--- begin Supplied information ---

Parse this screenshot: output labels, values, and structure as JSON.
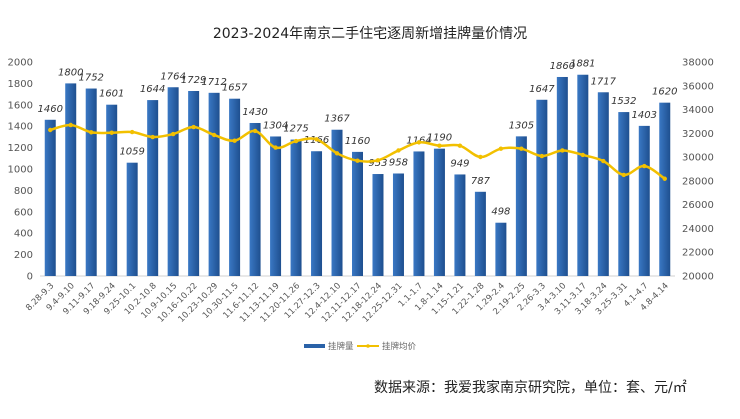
{
  "chart_data": {
    "type": "bar+line",
    "title": "2023-2024年南京二手住宅逐周新增挂牌量价情况",
    "categories": [
      "8.28-9.3",
      "9.4-9.10",
      "9.11-9.17",
      "9.18-9.24",
      "9.25-10.1",
      "10.2-10.8",
      "10.9-10.15",
      "10.16-10.22",
      "10.23-10.29",
      "10.30-11.5",
      "11.6-11.12",
      "11.13-11.19",
      "11.20-11.26",
      "11.27-12.3",
      "12.4-12.10",
      "12.11-12.17",
      "12.18-12.24",
      "12.25-12.31",
      "1.1-1.7",
      "1.8-1.14",
      "1.15-1.21",
      "1.22-1.28",
      "1.29-2.4",
      "2.19-2.25",
      "2.26-3.3",
      "3.4-3.10",
      "3.11-3.17",
      "3.18-3.24",
      "3.25-3.31",
      "4.1-4.7",
      "4.8-4.14"
    ],
    "series": [
      {
        "name": "挂牌量",
        "type": "bar",
        "axis": "left",
        "color": "#2a62a8",
        "values": [
          1460,
          1800,
          1752,
          1601,
          1059,
          1644,
          1764,
          1729,
          1712,
          1657,
          1430,
          1304,
          1275,
          1166,
          1367,
          1160,
          953,
          958,
          1164,
          1190,
          949,
          787,
          498,
          1305,
          1647,
          1860,
          1881,
          1717,
          1532,
          1403,
          1620
        ]
      },
      {
        "name": "挂牌均价",
        "type": "line",
        "axis": "right",
        "color": "#f2c000",
        "values": [
          32280,
          32700,
          32090,
          32050,
          32110,
          31690,
          31940,
          32530,
          31860,
          31380,
          32200,
          30800,
          31350,
          31500,
          30320,
          29700,
          29730,
          30560,
          31240,
          30960,
          30960,
          30010,
          30710,
          30710,
          30090,
          30560,
          30180,
          29670,
          28500,
          29250,
          28180
        ]
      }
    ],
    "left_axis": {
      "ylim": [
        0,
        2000
      ],
      "ticks": [
        "0",
        "200",
        "400",
        "600",
        "800",
        "1000",
        "1200",
        "1400",
        "1600",
        "1800",
        "2000"
      ]
    },
    "right_axis": {
      "ylim": [
        20000,
        38000
      ],
      "ticks": [
        "20000",
        "22000",
        "24000",
        "26000",
        "28000",
        "30000",
        "32000",
        "34000",
        "36000",
        "38000"
      ]
    },
    "legend_position": "bottom-center",
    "grid": false
  },
  "source_note": "数据来源：我爱我家南京研究院，单位：套、元/㎡"
}
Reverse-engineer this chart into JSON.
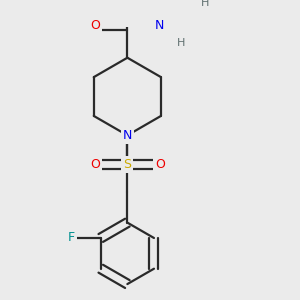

--- end Supplied information ---

Short exercise = Go through the records above and copy every line with the word "JSON".

The answer =
Parse this screenshot: output labels, values, and structure as JSON.
Reverse-engineer this chart into JSON.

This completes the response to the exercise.